[start The input]
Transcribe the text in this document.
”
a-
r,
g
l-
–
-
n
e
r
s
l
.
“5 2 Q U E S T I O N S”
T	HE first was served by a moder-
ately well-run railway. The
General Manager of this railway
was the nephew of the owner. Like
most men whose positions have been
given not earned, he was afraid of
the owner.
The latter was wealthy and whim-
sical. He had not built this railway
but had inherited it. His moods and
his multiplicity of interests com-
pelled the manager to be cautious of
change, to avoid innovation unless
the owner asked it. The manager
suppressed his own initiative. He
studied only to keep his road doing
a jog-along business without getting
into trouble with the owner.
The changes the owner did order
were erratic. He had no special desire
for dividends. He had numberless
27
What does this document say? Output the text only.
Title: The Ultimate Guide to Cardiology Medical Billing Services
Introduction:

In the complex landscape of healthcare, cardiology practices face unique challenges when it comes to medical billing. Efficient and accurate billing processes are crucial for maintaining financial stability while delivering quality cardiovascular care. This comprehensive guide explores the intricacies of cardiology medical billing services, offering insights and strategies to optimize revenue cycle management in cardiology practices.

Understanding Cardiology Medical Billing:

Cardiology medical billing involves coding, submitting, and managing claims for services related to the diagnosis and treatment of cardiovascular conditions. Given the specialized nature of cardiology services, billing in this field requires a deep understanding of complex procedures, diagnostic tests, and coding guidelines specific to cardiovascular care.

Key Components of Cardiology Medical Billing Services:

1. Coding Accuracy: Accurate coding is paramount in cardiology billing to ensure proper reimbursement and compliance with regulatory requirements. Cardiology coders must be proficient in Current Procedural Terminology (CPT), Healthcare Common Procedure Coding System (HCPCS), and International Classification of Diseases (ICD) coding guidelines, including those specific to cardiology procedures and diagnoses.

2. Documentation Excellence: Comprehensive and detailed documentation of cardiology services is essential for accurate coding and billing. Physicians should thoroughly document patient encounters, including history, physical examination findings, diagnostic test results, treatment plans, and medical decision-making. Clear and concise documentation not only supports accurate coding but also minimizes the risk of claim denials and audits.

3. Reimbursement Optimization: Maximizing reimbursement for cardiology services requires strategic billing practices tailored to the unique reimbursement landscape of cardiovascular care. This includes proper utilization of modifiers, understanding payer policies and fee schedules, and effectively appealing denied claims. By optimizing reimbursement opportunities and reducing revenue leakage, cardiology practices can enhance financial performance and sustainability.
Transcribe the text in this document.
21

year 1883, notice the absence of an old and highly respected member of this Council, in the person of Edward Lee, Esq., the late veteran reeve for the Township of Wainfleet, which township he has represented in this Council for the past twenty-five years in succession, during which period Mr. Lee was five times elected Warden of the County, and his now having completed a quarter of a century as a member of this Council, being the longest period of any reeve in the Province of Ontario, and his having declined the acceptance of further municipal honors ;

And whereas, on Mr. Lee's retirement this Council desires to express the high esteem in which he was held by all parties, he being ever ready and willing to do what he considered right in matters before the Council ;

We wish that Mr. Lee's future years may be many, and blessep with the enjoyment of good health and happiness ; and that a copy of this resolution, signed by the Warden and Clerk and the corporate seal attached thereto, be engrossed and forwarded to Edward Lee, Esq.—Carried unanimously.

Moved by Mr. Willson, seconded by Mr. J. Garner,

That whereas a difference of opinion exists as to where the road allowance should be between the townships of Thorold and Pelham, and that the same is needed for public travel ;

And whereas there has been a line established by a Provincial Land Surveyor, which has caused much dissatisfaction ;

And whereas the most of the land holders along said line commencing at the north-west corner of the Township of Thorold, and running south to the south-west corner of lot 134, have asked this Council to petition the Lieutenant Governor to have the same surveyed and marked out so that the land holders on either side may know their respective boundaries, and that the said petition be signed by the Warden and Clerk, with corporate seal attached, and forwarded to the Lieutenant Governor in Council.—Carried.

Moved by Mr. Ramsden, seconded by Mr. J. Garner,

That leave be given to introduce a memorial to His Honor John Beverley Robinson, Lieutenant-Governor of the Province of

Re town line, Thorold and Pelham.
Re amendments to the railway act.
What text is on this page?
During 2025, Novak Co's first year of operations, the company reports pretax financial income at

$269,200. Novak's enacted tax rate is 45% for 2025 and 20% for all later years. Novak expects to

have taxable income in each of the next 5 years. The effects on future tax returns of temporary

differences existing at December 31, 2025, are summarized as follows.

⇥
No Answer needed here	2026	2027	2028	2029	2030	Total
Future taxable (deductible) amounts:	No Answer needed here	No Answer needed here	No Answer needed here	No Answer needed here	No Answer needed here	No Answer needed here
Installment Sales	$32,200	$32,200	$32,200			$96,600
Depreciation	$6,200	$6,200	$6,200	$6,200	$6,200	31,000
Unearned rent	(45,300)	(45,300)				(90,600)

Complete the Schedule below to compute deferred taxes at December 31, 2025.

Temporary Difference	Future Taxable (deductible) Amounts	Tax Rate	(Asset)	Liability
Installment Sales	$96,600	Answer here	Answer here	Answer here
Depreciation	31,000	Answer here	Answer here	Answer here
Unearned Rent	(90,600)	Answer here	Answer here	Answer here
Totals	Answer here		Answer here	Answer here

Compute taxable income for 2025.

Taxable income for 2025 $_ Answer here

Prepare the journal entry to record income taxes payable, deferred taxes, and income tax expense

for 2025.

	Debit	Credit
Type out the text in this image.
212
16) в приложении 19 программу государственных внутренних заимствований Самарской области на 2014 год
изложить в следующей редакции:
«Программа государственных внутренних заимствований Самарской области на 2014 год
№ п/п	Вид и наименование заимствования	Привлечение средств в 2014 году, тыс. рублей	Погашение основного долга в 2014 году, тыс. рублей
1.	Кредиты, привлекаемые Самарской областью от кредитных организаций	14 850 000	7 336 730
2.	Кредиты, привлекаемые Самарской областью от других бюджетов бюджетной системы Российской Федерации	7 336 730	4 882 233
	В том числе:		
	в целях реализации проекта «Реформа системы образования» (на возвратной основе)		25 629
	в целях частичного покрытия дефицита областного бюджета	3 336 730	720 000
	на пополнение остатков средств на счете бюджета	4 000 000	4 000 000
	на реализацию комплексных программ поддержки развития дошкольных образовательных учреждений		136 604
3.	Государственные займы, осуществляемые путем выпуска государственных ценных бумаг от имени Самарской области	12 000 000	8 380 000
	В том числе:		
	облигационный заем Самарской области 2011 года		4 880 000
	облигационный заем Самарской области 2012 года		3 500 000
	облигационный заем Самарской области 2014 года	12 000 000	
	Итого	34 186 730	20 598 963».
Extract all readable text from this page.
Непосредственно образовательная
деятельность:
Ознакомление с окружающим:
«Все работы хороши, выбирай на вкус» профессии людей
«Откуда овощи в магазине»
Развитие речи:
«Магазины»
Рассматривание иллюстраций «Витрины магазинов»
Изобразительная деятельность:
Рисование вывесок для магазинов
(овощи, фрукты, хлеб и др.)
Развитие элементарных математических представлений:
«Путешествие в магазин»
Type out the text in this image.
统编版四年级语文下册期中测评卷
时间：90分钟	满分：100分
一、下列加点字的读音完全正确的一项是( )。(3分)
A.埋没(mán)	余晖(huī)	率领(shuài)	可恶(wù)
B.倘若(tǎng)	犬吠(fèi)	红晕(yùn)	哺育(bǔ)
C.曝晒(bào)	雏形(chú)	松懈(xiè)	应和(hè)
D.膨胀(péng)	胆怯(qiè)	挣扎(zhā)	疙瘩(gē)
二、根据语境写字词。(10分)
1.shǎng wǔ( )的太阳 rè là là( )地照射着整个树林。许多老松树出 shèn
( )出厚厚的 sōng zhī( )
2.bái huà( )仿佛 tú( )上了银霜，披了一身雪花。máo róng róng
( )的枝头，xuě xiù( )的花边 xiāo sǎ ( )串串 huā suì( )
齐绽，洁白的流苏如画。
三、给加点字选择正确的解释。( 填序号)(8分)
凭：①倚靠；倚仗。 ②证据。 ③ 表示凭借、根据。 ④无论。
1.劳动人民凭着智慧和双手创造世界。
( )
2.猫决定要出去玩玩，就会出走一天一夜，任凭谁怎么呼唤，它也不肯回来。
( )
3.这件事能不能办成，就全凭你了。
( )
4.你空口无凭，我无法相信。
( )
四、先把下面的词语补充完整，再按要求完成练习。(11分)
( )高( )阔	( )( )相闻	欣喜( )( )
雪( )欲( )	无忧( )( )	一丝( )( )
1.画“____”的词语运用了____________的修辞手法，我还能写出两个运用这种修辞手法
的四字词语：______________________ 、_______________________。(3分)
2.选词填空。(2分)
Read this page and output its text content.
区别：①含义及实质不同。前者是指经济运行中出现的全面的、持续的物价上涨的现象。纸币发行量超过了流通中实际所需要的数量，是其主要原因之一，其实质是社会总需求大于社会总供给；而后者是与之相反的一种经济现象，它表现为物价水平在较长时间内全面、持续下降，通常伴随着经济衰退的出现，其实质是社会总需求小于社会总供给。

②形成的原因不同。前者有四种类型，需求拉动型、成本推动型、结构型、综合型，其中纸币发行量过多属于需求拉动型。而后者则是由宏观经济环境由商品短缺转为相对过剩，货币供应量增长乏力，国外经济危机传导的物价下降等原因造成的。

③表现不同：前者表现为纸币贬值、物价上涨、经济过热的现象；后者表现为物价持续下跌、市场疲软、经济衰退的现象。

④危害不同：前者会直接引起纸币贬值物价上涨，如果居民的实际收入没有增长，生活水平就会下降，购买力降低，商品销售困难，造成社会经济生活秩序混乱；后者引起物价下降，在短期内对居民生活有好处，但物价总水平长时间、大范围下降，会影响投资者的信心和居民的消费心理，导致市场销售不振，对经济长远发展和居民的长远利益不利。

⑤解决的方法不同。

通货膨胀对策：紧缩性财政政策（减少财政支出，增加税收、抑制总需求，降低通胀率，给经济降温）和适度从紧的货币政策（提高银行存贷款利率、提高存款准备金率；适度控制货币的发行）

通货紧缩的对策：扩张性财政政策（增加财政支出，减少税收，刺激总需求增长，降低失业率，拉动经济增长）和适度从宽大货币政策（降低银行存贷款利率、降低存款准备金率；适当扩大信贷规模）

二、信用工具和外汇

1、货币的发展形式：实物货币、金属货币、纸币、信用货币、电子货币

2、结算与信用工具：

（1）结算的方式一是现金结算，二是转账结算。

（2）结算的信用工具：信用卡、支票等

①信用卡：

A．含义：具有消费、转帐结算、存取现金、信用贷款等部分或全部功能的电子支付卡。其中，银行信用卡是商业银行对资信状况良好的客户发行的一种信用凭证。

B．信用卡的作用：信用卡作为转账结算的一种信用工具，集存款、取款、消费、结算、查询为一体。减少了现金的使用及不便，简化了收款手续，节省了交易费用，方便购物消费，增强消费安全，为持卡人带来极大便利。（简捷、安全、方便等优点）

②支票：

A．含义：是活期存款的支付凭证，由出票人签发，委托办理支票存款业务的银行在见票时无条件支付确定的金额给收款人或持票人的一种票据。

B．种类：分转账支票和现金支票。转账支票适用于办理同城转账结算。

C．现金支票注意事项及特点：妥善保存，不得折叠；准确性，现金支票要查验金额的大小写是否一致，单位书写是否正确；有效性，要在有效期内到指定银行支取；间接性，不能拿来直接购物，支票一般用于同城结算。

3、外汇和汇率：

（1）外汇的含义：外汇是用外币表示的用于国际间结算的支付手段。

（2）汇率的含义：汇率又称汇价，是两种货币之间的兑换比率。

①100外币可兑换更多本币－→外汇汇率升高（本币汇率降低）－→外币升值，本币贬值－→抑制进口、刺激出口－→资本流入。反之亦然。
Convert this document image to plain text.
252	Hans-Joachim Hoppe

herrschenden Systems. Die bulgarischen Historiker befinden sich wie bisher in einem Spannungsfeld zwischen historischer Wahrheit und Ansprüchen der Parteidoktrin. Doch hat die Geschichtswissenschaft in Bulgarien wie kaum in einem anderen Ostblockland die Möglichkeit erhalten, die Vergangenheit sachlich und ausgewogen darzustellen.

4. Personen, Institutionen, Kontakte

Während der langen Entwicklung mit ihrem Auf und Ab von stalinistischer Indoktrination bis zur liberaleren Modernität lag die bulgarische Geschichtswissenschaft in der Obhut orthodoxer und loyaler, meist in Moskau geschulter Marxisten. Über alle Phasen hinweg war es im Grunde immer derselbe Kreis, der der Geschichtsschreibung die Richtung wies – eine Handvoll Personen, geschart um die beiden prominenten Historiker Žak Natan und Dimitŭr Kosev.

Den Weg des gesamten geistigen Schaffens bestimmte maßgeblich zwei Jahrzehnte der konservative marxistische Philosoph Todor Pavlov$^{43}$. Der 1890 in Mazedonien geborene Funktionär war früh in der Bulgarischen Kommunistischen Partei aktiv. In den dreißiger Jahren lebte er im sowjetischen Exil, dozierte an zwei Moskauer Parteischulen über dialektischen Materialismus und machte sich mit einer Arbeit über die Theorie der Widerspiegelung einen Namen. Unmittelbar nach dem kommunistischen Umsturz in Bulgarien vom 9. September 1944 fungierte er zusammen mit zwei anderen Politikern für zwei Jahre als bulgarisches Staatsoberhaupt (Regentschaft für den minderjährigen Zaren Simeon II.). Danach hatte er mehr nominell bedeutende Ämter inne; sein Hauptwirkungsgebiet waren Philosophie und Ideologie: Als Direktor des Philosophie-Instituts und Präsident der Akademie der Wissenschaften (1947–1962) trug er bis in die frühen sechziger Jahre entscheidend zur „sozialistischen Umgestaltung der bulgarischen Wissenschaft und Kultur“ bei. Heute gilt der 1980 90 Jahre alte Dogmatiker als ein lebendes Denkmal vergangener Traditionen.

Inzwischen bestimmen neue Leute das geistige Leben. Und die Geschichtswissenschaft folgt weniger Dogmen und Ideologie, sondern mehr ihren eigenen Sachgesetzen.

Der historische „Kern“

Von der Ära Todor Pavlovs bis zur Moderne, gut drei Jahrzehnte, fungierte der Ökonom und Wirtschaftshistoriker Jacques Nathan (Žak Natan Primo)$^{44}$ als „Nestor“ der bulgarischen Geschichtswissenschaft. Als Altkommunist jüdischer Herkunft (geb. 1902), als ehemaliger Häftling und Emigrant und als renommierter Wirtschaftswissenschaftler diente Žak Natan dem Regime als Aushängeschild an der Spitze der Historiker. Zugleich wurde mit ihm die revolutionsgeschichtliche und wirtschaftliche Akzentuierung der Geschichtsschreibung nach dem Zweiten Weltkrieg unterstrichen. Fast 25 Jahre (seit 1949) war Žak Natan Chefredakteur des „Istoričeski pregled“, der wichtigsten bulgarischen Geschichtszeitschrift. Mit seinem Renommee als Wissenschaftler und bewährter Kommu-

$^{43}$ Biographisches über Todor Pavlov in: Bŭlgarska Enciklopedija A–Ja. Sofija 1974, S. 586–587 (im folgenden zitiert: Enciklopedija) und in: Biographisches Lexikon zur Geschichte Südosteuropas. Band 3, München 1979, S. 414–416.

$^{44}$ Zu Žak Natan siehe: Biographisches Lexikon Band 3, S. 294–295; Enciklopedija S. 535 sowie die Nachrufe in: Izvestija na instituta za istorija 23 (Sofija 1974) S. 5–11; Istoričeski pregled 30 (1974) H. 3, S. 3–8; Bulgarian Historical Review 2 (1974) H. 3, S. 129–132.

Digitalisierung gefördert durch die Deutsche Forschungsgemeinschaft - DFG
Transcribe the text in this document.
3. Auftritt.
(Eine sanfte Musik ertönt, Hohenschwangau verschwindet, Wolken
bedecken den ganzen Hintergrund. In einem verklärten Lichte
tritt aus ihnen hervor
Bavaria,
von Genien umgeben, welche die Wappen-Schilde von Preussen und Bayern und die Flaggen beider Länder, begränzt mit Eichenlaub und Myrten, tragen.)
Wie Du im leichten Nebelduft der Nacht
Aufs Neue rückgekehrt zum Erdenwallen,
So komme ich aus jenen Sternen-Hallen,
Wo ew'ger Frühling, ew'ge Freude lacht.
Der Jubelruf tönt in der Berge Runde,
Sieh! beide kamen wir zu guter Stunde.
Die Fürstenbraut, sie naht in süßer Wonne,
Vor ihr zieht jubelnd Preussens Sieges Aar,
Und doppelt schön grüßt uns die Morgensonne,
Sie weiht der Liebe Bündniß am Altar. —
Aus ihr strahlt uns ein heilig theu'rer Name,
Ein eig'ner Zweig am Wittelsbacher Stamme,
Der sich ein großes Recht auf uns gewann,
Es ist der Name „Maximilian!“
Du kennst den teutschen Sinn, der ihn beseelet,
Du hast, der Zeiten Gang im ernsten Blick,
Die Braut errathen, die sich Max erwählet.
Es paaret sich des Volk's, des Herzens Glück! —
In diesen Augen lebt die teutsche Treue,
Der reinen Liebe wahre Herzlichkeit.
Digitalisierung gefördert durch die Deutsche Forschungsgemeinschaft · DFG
[end The input]
- Set task: Find every line that has "системы" in it, then return those lines.

- Response to this task:
2.	Кредиты, привлекаемые Самарской областью от других бюджетов бюджетной системы Российской Федерации	7 336 730	4 882 233
	в целях реализации проекта «Реформа системы образования» (на возвратной основе)		25 629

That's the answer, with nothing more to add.